Tally up the lines below that include the word "coordinate". Answer with the number alone.
++++ Records for the exercise ++++
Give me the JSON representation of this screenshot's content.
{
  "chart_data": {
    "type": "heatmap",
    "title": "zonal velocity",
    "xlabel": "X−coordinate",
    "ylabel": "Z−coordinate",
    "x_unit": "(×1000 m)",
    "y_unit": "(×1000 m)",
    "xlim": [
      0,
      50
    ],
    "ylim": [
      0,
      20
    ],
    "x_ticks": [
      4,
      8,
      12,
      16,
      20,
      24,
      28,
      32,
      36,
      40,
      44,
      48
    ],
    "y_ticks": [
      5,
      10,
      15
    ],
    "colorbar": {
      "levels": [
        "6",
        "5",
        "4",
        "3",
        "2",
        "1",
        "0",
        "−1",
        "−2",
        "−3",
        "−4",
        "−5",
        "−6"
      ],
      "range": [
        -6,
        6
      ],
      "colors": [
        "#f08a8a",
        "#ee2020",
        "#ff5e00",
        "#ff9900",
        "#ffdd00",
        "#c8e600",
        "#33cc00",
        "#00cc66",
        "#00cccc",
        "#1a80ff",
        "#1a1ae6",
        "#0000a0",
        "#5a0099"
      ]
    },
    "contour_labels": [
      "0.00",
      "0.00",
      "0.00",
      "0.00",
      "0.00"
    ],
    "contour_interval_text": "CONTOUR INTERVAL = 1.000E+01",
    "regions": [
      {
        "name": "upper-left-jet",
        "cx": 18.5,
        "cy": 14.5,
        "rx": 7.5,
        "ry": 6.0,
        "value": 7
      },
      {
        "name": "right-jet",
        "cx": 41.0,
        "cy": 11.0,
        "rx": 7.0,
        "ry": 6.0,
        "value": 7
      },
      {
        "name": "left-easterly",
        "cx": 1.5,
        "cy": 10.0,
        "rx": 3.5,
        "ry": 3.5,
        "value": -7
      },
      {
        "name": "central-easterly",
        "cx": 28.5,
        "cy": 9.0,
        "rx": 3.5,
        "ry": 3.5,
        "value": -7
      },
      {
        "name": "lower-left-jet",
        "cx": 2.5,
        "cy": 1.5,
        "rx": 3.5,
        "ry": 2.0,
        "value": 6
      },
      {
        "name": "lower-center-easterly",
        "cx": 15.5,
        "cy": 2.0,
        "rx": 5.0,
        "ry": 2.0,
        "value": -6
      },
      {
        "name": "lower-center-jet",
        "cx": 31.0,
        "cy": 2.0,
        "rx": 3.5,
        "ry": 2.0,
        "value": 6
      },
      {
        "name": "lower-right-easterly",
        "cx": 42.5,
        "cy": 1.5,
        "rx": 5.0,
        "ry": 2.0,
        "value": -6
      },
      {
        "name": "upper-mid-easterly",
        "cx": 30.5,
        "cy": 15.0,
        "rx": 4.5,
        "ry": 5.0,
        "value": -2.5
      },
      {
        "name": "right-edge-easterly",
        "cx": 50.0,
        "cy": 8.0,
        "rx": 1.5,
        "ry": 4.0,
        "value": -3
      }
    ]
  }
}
++++
Expected answer:
2